(Records from a data source)
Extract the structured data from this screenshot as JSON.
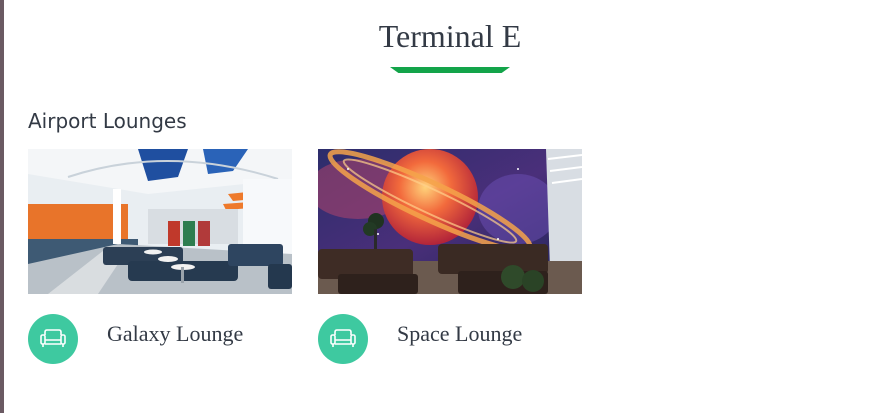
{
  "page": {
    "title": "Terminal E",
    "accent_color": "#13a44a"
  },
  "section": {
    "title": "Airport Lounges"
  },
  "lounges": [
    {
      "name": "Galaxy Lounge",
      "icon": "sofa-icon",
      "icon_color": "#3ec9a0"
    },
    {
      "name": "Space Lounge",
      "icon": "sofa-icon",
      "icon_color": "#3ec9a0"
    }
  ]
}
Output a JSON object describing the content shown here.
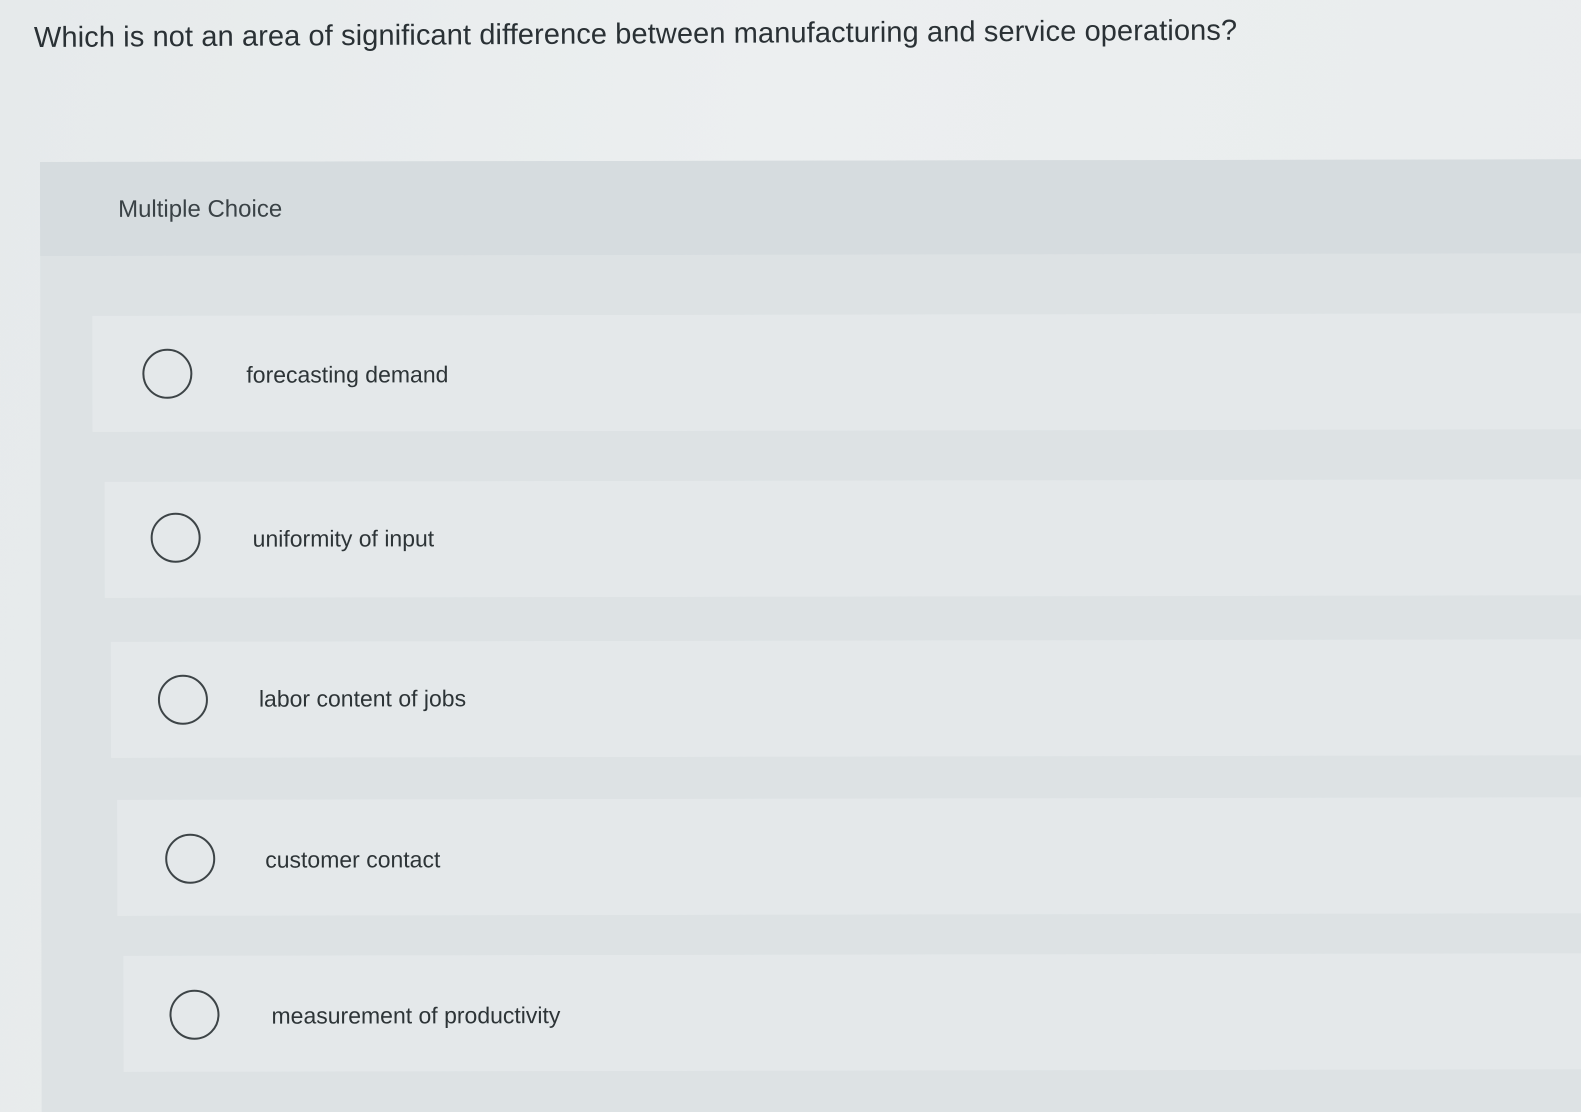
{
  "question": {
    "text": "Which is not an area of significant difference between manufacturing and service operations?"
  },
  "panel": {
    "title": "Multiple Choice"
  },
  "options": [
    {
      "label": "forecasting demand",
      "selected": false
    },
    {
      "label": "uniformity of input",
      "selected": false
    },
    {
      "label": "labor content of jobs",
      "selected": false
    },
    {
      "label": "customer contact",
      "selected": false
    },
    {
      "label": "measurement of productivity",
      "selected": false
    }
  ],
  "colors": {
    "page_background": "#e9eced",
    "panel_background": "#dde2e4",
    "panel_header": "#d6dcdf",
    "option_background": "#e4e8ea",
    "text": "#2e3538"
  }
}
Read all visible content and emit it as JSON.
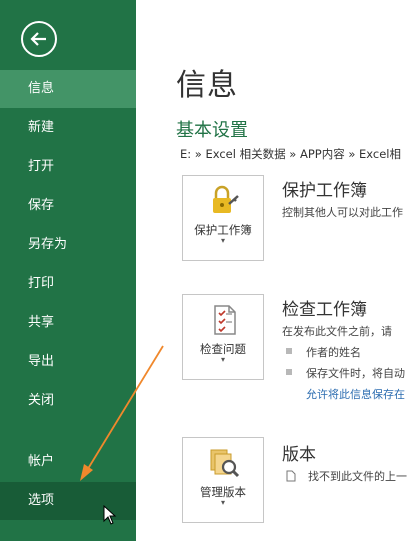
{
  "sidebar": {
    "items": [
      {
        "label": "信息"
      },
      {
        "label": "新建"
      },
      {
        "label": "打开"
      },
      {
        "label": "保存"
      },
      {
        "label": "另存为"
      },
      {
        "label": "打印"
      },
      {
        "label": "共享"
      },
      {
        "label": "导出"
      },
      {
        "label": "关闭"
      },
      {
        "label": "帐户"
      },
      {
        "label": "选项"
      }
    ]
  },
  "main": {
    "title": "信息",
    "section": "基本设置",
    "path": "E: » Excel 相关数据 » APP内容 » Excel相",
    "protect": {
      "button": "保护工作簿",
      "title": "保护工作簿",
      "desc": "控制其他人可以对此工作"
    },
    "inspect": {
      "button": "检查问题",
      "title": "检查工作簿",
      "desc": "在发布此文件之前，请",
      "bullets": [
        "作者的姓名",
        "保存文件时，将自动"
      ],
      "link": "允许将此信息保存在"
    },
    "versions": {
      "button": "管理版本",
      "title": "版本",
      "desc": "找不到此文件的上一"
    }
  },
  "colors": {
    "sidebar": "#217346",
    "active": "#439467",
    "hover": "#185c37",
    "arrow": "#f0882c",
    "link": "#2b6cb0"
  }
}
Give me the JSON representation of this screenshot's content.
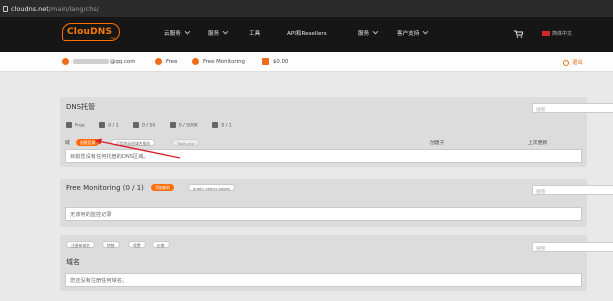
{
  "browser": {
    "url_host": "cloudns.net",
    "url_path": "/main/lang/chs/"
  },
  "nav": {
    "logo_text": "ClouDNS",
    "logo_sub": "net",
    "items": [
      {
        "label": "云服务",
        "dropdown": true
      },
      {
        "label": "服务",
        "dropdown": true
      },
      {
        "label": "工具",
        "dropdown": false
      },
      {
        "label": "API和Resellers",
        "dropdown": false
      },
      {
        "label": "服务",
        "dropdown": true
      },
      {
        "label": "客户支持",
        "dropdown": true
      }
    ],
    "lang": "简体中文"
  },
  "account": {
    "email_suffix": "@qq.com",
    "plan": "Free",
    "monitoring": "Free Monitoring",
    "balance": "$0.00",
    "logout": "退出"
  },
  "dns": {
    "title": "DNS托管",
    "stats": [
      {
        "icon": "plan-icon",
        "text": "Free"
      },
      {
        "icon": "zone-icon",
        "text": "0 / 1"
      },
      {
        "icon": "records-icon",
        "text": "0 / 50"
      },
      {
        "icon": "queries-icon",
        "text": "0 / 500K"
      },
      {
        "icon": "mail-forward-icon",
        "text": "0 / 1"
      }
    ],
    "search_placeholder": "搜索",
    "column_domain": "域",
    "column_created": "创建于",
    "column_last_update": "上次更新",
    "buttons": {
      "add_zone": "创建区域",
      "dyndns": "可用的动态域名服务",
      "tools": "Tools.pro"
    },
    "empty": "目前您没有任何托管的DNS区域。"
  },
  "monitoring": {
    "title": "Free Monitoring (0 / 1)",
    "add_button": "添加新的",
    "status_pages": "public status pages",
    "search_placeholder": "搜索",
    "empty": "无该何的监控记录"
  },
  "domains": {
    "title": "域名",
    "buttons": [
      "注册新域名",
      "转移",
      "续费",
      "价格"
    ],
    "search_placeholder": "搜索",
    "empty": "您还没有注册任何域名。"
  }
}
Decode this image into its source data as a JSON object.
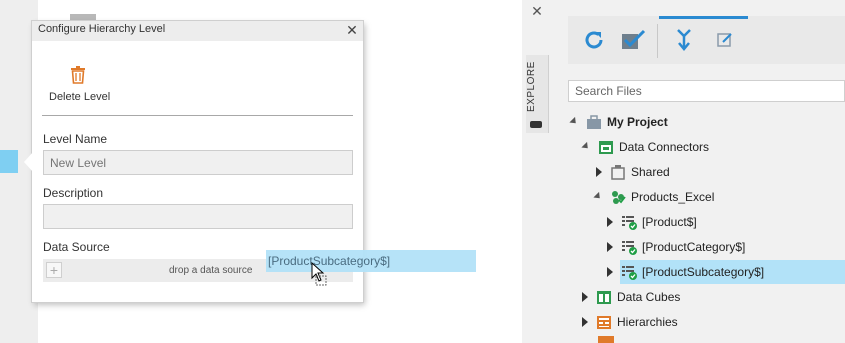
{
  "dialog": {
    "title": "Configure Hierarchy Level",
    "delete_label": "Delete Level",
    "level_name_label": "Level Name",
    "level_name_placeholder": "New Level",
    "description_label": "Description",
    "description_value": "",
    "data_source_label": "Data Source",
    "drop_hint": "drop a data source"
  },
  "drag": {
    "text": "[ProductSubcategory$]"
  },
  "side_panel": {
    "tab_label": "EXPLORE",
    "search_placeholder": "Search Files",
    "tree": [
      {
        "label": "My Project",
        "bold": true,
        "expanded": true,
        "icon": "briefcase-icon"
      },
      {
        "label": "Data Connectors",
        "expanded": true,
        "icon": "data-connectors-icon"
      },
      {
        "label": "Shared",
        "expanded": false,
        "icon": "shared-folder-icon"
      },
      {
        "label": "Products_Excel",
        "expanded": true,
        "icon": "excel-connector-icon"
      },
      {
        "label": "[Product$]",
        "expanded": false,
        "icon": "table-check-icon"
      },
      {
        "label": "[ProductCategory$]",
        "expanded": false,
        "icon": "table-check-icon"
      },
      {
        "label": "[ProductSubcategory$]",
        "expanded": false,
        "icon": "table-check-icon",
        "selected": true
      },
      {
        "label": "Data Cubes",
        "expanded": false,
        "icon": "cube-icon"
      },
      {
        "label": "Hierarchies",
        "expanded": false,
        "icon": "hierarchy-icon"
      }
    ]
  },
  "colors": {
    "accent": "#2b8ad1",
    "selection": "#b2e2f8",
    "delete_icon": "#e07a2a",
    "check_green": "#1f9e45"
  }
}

**THE PROBLEM**
Repeat all of the entries word for word, but omit the pictures.

**ANSWER IN FULL**
Extract the structured data from this screenshot as JSON.
{
  "page": {
    "title": "Terminal E",
    "accent_color": "#13a44a"
  },
  "section": {
    "title": "Airport Lounges"
  },
  "lounges": [
    {
      "name": "Galaxy Lounge",
      "icon": "sofa-icon",
      "icon_color": "#3ec9a0"
    },
    {
      "name": "Space Lounge",
      "icon": "sofa-icon",
      "icon_color": "#3ec9a0"
    }
  ]
}
Output a JSON object describing the content shown here.
{
  "question": {
    "text": "Which is not an area of significant difference between manufacturing and service operations?"
  },
  "panel": {
    "title": "Multiple Choice"
  },
  "options": [
    {
      "label": "forecasting demand",
      "selected": false
    },
    {
      "label": "uniformity of input",
      "selected": false
    },
    {
      "label": "labor content of jobs",
      "selected": false
    },
    {
      "label": "customer contact",
      "selected": false
    },
    {
      "label": "measurement of productivity",
      "selected": false
    }
  ],
  "colors": {
    "page_background": "#e9eced",
    "panel_background": "#dde2e4",
    "panel_header": "#d6dcdf",
    "option_background": "#e4e8ea",
    "text": "#2e3538"
  }
}
Read all visible content and emit it as JSON.
{
  "sidebar": {
    "items": [
      {
        "label": "信息"
      },
      {
        "label": "新建"
      },
      {
        "label": "打开"
      },
      {
        "label": "保存"
      },
      {
        "label": "另存为"
      },
      {
        "label": "打印"
      },
      {
        "label": "共享"
      },
      {
        "label": "导出"
      },
      {
        "label": "关闭"
      },
      {
        "label": "帐户"
      },
      {
        "label": "选项"
      }
    ]
  },
  "main": {
    "title": "信息",
    "section": "基本设置",
    "path": "E: » Excel 相关数据 » APP内容 » Excel相",
    "protect": {
      "button": "保护工作簿",
      "title": "保护工作簿",
      "desc": "控制其他人可以对此工作"
    },
    "inspect": {
      "button": "检查问题",
      "title": "检查工作簿",
      "desc": "在发布此文件之前，请",
      "bullets": [
        "作者的姓名",
        "保存文件时，将自动"
      ],
      "link": "允许将此信息保存在"
    },
    "versions": {
      "button": "管理版本",
      "title": "版本",
      "desc": "找不到此文件的上一"
    }
  },
  "colors": {
    "sidebar": "#217346",
    "active": "#439467",
    "hover": "#185c37",
    "arrow": "#f0882c",
    "link": "#2b6cb0"
  }
}
Give me the JSON representation of this screenshot's content.
{
  "browser": {
    "url_host": "cloudns.net",
    "url_path": "/main/lang/chs/"
  },
  "nav": {
    "logo_text": "ClouDNS",
    "logo_sub": "net",
    "items": [
      {
        "label": "云服务",
        "dropdown": true
      },
      {
        "label": "服务",
        "dropdown": true
      },
      {
        "label": "工具",
        "dropdown": false
      },
      {
        "label": "API和Resellers",
        "dropdown": false
      },
      {
        "label": "服务",
        "dropdown": true
      },
      {
        "label": "客户支持",
        "dropdown": true
      }
    ],
    "lang": "简体中文"
  },
  "account": {
    "email_suffix": "@qq.com",
    "plan": "Free",
    "monitoring": "Free Monitoring",
    "balance": "$0.00",
    "logout": "退出"
  },
  "dns": {
    "title": "DNS托管",
    "stats": [
      {
        "icon": "plan-icon",
        "text": "Free"
      },
      {
        "icon": "zone-icon",
        "text": "0 / 1"
      },
      {
        "icon": "records-icon",
        "text": "0 / 50"
      },
      {
        "icon": "queries-icon",
        "text": "0 / 500K"
      },
      {
        "icon": "mail-forward-icon",
        "text": "0 / 1"
      }
    ],
    "search_placeholder": "搜索",
    "column_domain": "域",
    "column_created": "创建于",
    "column_last_update": "上次更新",
    "buttons": {
      "add_zone": "创建区域",
      "dyndns": "可用的动态域名服务",
      "tools": "Tools.pro"
    },
    "empty": "目前您没有任何托管的DNS区域。"
  },
  "monitoring": {
    "title": "Free Monitoring (0 / 1)",
    "add_button": "添加新的",
    "status_pages": "public status pages",
    "search_placeholder": "搜索",
    "empty": "无该何的监控记录"
  },
  "domains": {
    "title": "域名",
    "buttons": [
      "注册新域名",
      "转移",
      "续费",
      "价格"
    ],
    "search_placeholder": "搜索",
    "empty": "您还没有注册任何域名。"
  }
}
Decode this image into its source data as a JSON object.
{
  "dialog": {
    "title": "Configure Hierarchy Level",
    "delete_label": "Delete Level",
    "level_name_label": "Level Name",
    "level_name_placeholder": "New Level",
    "description_label": "Description",
    "description_value": "",
    "data_source_label": "Data Source",
    "drop_hint": "drop a data source"
  },
  "drag": {
    "text": "[ProductSubcategory$]"
  },
  "side_panel": {
    "tab_label": "EXPLORE",
    "search_placeholder": "Search Files",
    "tree": [
      {
        "label": "My Project",
        "bold": true,
        "expanded": true,
        "icon": "briefcase-icon"
      },
      {
        "label": "Data Connectors",
        "expanded": true,
        "icon": "data-connectors-icon"
      },
      {
        "label": "Shared",
        "expanded": false,
        "icon": "shared-folder-icon"
      },
      {
        "label": "Products_Excel",
        "expanded": true,
        "icon": "excel-connector-icon"
      },
      {
        "label": "[Product$]",
        "expanded": false,
        "icon": "table-check-icon"
      },
      {
        "label": "[ProductCategory$]",
        "expanded": false,
        "icon": "table-check-icon"
      },
      {
        "label": "[ProductSubcategory$]",
        "expanded": false,
        "icon": "table-check-icon",
        "selected": true
      },
      {
        "label": "Data Cubes",
        "expanded": false,
        "icon": "cube-icon"
      },
      {
        "label": "Hierarchies",
        "expanded": false,
        "icon": "hierarchy-icon"
      }
    ]
  },
  "colors": {
    "accent": "#2b8ad1",
    "selection": "#b2e2f8",
    "delete_icon": "#e07a2a",
    "check_green": "#1f9e45"
  }
}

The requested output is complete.